* DATA LINES
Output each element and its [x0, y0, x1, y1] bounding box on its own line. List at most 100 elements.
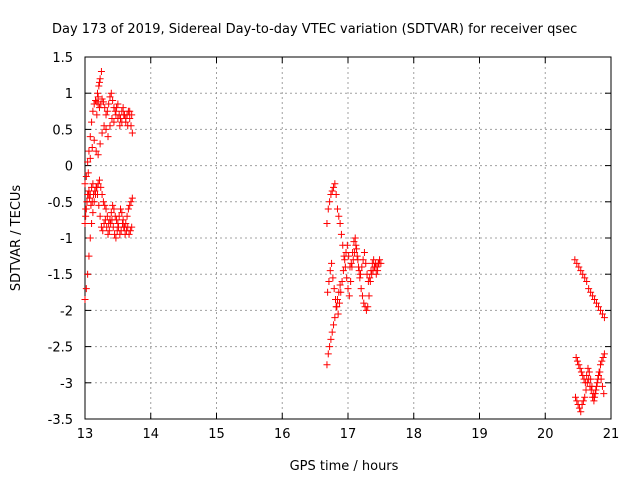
x-tick-label: 21: [603, 427, 620, 442]
data-point: [118, 209, 126, 217]
data-point: [82, 172, 90, 180]
data-point: [572, 353, 580, 361]
data-point: [368, 259, 376, 267]
data-point: [359, 256, 367, 264]
data-points: [81, 67, 608, 416]
data-point: [345, 292, 353, 300]
data-point: [128, 111, 136, 119]
data-point: [88, 144, 96, 151]
data-point: [82, 212, 90, 220]
x-tick-label: 17: [340, 427, 357, 442]
data-point: [106, 122, 114, 130]
data-point: [113, 104, 121, 112]
data-point: [103, 223, 111, 231]
data-point: [356, 274, 364, 282]
data-point: [358, 292, 366, 300]
y-axis-tick-labels: -3.5 -3 -2.5 -2 -1.5 -1 -0.5 0 0.5 1 1.5: [48, 51, 73, 428]
data-point: [355, 267, 363, 275]
data-point: [102, 111, 110, 119]
data-point: [352, 241, 360, 249]
data-point: [84, 158, 92, 166]
data-point: [571, 256, 579, 264]
data-point: [108, 216, 116, 224]
data-point: [573, 259, 581, 267]
data-point: [104, 230, 112, 238]
data-point: [360, 248, 368, 256]
data-point: [93, 191, 101, 199]
data-point: [118, 107, 126, 115]
data-point: [95, 82, 103, 90]
data-point: [329, 274, 337, 282]
y-tick-label: -3.5: [48, 413, 73, 428]
chart-title: Day 173 of 2019, Sidereal Day-to-day VTE…: [52, 22, 577, 37]
data-point: [84, 169, 92, 177]
data-point: [362, 259, 370, 267]
data-point: [327, 335, 335, 343]
data-point: [99, 198, 107, 206]
data-point: [351, 234, 359, 242]
data-point: [591, 393, 599, 401]
data-point: [581, 379, 589, 387]
data-point: [86, 194, 94, 202]
data-point: [328, 187, 336, 195]
data-point: [590, 397, 598, 405]
data-point: [108, 115, 116, 123]
data-point: [371, 263, 379, 271]
x-tick-label: 20: [537, 427, 554, 442]
data-point: [597, 375, 605, 383]
data-point: [358, 263, 366, 271]
data-point: [323, 220, 331, 228]
y-tick-label: 1.5: [52, 51, 73, 66]
data-point: [332, 303, 340, 311]
data-point: [110, 118, 118, 126]
data-point: [353, 252, 361, 260]
data-point: [347, 259, 355, 267]
data-point: [120, 111, 128, 119]
data-point: [98, 95, 106, 103]
data-point: [107, 220, 115, 228]
data-point: [596, 368, 604, 376]
series-arc-13h-upper: [81, 67, 136, 188]
data-point: [116, 122, 124, 130]
data-point: [95, 78, 103, 86]
data-point: [333, 205, 341, 213]
data-point: [363, 270, 371, 278]
data-point: [105, 227, 113, 235]
data-point: [91, 187, 99, 195]
data-point: [587, 375, 595, 383]
data-point: [350, 238, 358, 246]
data-point: [587, 288, 595, 296]
data-point: [345, 252, 353, 260]
data-point: [119, 216, 127, 224]
data-point: [591, 296, 599, 304]
data-point: [577, 267, 585, 275]
data-point: [589, 292, 597, 300]
data-point: [575, 263, 583, 271]
data-point: [98, 129, 106, 137]
y-tick-label: 0.5: [52, 123, 73, 138]
data-point: [578, 401, 586, 409]
data-point: [588, 382, 596, 390]
data-point: [118, 118, 126, 126]
data-point: [323, 361, 331, 369]
data-point: [581, 393, 589, 401]
series-arc-13h-lower: [81, 176, 136, 304]
y-tick-label: -0.5: [48, 196, 73, 211]
data-point: [595, 303, 603, 311]
data-point: [84, 270, 92, 278]
data-point: [332, 191, 340, 199]
x-tick-label: 15: [208, 427, 225, 442]
data-point: [114, 115, 122, 123]
data-point: [344, 285, 352, 293]
data-point: [86, 234, 94, 242]
data-point: [85, 252, 93, 260]
data-point: [335, 212, 343, 220]
data-point: [349, 248, 357, 256]
data-point: [326, 198, 334, 206]
data-point: [128, 194, 136, 202]
data-point: [85, 187, 93, 195]
data-point: [575, 404, 583, 412]
data-point: [95, 176, 103, 184]
data-point: [123, 212, 131, 220]
data-point: [92, 96, 100, 104]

* WHAT TO DO
Reproduce the lines of the material word for word. Begin at the line containing "x-tick-label: 21: [603, 427, 620, 442]" and stop after the line containing "data-point: [113, 104, 121, 112]".

* CORRECT OUTPUT
x-tick-label: 21: [603, 427, 620, 442]
data-point: [118, 209, 126, 217]
data-point: [82, 172, 90, 180]
data-point: [572, 353, 580, 361]
data-point: [368, 259, 376, 267]
data-point: [359, 256, 367, 264]
data-points: [81, 67, 608, 416]
data-point: [345, 292, 353, 300]
data-point: [128, 111, 136, 119]
data-point: [88, 144, 96, 151]
data-point: [82, 212, 90, 220]
x-tick-label: 17: [340, 427, 357, 442]
data-point: [106, 122, 114, 130]
data-point: [113, 104, 121, 112]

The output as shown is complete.